Collected data entries:
+ + + + +

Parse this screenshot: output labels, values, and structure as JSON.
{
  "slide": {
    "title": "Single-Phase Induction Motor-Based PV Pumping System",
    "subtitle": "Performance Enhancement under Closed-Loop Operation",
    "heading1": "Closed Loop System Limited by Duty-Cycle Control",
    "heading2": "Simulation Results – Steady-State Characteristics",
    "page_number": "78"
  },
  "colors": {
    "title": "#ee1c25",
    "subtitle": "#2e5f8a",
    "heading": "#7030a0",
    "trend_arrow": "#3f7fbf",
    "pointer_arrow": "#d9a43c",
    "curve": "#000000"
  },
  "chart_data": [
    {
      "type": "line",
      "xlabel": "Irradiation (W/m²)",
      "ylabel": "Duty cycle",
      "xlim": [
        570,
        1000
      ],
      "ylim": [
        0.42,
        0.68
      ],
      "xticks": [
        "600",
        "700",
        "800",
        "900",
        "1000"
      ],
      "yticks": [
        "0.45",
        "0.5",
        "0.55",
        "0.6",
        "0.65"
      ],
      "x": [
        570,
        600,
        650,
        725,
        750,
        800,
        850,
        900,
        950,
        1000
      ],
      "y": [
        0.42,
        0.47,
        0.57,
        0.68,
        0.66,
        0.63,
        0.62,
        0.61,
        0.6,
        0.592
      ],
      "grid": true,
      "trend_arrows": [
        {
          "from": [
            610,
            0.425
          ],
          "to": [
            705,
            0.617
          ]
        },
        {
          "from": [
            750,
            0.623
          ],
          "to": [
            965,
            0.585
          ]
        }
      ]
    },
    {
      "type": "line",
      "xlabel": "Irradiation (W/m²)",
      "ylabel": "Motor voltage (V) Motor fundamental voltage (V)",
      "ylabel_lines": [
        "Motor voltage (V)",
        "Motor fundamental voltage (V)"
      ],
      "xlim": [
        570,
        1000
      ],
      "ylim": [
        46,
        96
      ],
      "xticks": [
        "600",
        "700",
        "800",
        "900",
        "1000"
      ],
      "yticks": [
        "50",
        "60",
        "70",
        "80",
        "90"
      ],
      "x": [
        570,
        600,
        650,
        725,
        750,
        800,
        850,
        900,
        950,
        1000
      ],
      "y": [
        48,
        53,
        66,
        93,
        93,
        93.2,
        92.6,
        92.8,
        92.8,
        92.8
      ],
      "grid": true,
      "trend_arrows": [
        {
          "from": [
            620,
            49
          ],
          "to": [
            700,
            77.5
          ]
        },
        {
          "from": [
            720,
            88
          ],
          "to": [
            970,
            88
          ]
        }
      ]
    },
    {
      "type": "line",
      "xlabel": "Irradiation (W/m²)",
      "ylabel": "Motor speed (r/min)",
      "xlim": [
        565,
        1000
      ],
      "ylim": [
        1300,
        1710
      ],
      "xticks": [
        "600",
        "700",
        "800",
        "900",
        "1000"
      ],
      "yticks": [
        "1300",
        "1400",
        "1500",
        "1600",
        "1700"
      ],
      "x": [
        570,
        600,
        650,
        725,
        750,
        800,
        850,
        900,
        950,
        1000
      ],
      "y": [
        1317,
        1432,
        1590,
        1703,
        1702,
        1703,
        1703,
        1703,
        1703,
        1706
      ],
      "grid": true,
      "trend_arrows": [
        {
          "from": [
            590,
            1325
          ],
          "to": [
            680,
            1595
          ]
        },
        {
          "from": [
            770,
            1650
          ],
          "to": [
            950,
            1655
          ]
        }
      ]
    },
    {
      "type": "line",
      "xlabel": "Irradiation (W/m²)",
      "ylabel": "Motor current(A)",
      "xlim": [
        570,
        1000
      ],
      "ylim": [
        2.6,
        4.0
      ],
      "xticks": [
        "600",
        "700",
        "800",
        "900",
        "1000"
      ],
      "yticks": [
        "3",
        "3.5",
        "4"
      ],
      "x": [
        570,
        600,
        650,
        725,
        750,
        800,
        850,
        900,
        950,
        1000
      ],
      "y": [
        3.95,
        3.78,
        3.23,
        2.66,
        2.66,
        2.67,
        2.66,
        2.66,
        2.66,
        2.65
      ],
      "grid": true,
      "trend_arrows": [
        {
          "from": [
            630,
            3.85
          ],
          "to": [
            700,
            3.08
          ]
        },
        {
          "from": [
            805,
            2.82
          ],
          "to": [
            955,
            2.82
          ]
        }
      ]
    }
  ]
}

+ + + + +

### REQUIRED TASK
Filter the listing for the word "Closed" and copy every line that holds it.

### SOLUTION TO THIS EXERCISE
    "subtitle": "Performance Enhancement under Closed-Loop Operation",
    "heading1": "Closed Loop System Limited by Duty-Cycle Control",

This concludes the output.